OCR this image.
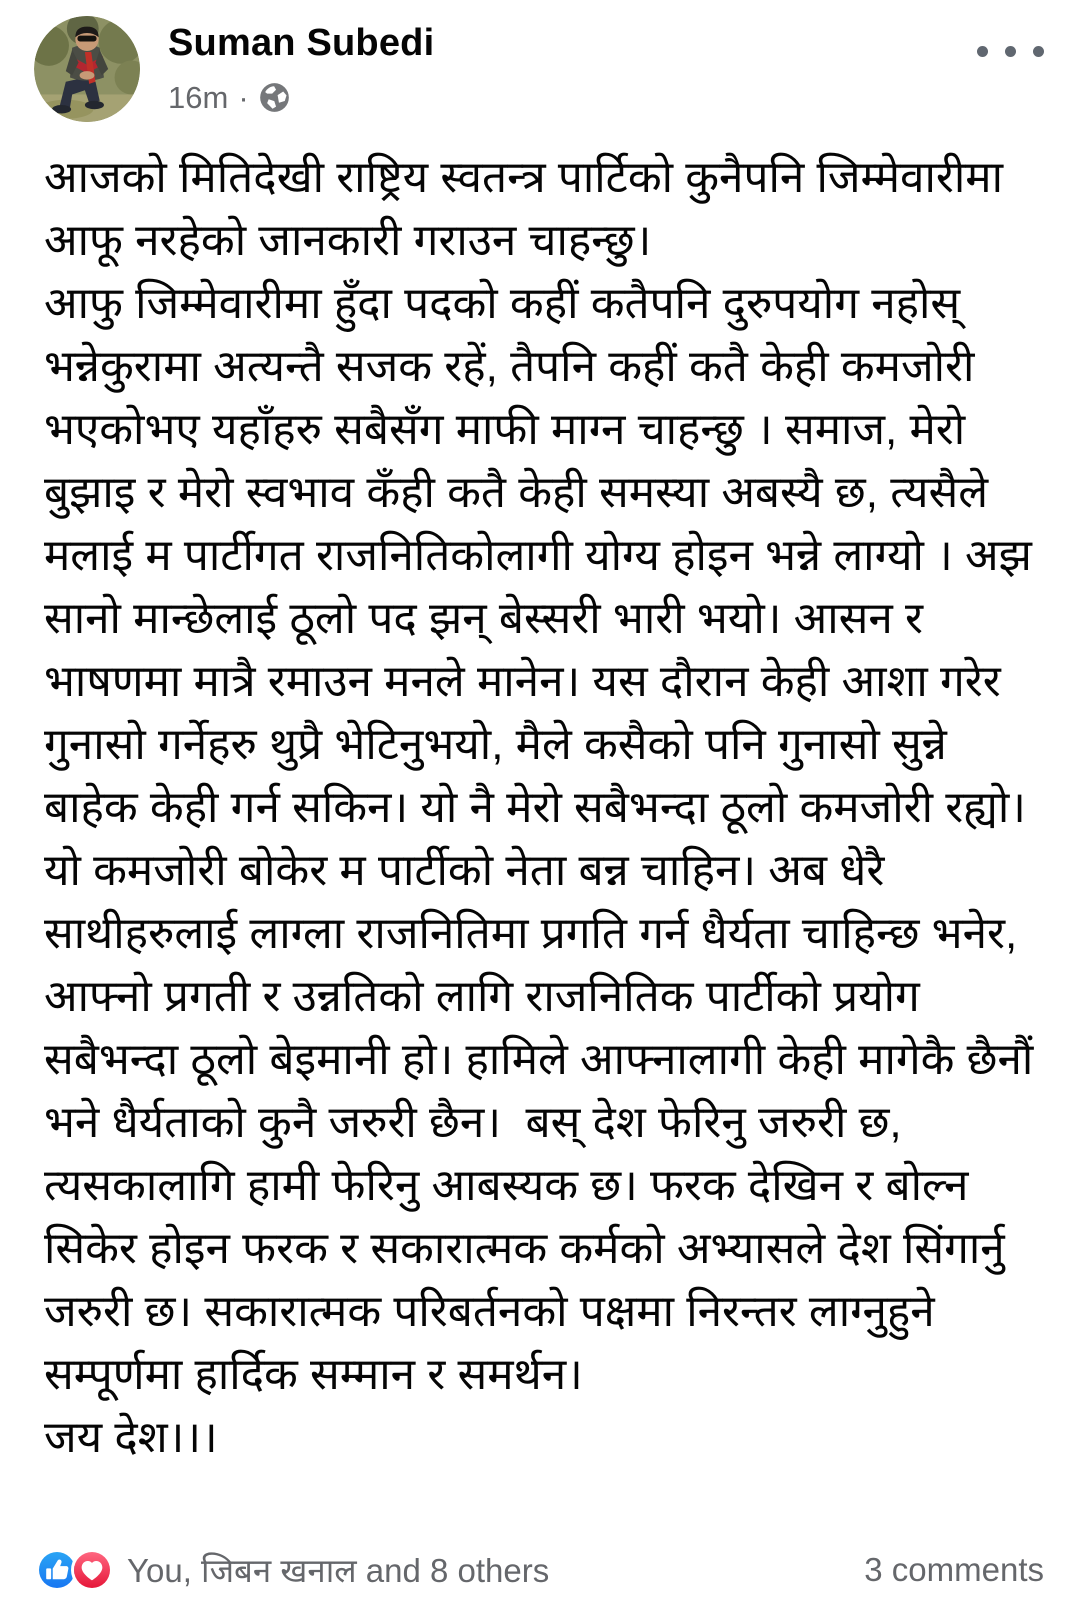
Suman Subedi
16m ·
आजको मितिदेखी राष्ट्रिय स्वतन्त्र पार्टिको कुनैपनि जिम्मेवारीमा
आफू नरहेको जानकारी गराउन चाहन्छु।
आफु जिम्मेवारीमा हुँदा पदको कहीं कतैपनि दुरुपयोग नहोस्
भन्नेकुरामा अत्यन्तै सजक रहें, तैपनि कहीं कतै केही कमजोरी
भएकोभए यहाँहरु सबैसँग माफी माग्न चाहन्छु । समाज, मेरो
बुझाइ र मेरो स्वभाव कँही कतै केही समस्या अबस्यै छ, त्यसैले
मलाई म पार्टीगत राजनितिकोलागी योग्य होइन भन्ने लाग्यो । अझ
सानो मान्छेलाई ठूलो पद झन् बेस्सरी भारी भयो। आसन र
भाषणमा मात्रै रमाउन मनले मानेन। यस दौरान केही आशा गरेर
गुनासो गर्नेहरु थुप्रै भेटिनुभयो, मैले कसैको पनि गुनासो सुन्ने
बाहेक केही गर्न सकिन। यो नै मेरो सबैभन्दा ठूलो कमजोरी रह्यो।
यो कमजोरी बोकेर म पार्टीको नेता बन्न चाहिन। अब धेरै
साथीहरुलाई लाग्ला राजनितिमा प्रगति गर्न धैर्यता चाहिन्छ भनेर,
आफ्नो प्रगती र उन्नतिको लागि राजनितिक पार्टीको प्रयोग
सबैभन्दा ठूलो बेइमानी हो। हामिले आफ्नालागी केही मागेकै छैनौं
भने धैर्यताको कुनै जरुरी छैन।  बस् देश फेरिनु जरुरी छ,
त्यसकालागि हामी फेरिनु आबस्यक छ। फरक देखिन र बोल्न
सिकेर होइन फरक र सकारात्मक कर्मको अभ्यासले देश सिंगार्नु
जरुरी छ। सकारात्मक परिबर्तनको पक्षमा निरन्तर लाग्नुहुने
सम्पूर्णमा हार्दिक सम्मान र समर्थन।
जय देश।।।
You, जिबन खनाल and 8 others	3 comments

•••••

* [Short problem]
Copy the data character for character, but drop all pictures from the copy.

* [Output of the task]
OCR this image.
Suman Subedi
16m ·
आजको मितिदेखी राष्ट्रिय स्वतन्त्र पार्टिको कुनैपनि जिम्मेवारीमा
आफू नरहेको जानकारी गराउन चाहन्छु।
आफु जिम्मेवारीमा हुँदा पदको कहीं कतैपनि दुरुपयोग नहोस्
भन्नेकुरामा अत्यन्तै सजक रहें, तैपनि कहीं कतै केही कमजोरी
भएकोभए यहाँहरु सबैसँग माफी माग्न चाहन्छु । समाज, मेरो
बुझाइ र मेरो स्वभाव कँही कतै केही समस्या अबस्यै छ, त्यसैले
मलाई म पार्टीगत राजनितिकोलागी योग्य होइन भन्ने लाग्यो । अझ
सानो मान्छेलाई ठूलो पद झन् बेस्सरी भारी भयो। आसन र
भाषणमा मात्रै रमाउन मनले मानेन। यस दौरान केही आशा गरेर
गुनासो गर्नेहरु थुप्रै भेटिनुभयो, मैले कसैको पनि गुनासो सुन्ने
बाहेक केही गर्न सकिन। यो नै मेरो सबैभन्दा ठूलो कमजोरी रह्यो।
यो कमजोरी बोकेर म पार्टीको नेता बन्न चाहिन। अब धेरै
साथीहरुलाई लाग्ला राजनितिमा प्रगति गर्न धैर्यता चाहिन्छ भनेर,
आफ्नो प्रगती र उन्नतिको लागि राजनितिक पार्टीको प्रयोग
सबैभन्दा ठूलो बेइमानी हो। हामिले आफ्नालागी केही मागेकै छैनौं
भने धैर्यताको कुनै जरुरी छैन।  बस् देश फेरिनु जरुरी छ,
त्यसकालागि हामी फेरिनु आबस्यक छ। फरक देखिन र बोल्न
सिकेर होइन फरक र सकारात्मक कर्मको अभ्यासले देश सिंगार्नु
जरुरी छ। सकारात्मक परिबर्तनको पक्षमा निरन्तर लाग्नुहुने
सम्पूर्णमा हार्दिक सम्मान र समर्थन।
जय देश।।।
You, जिबन खनाल and 8 others	3 comments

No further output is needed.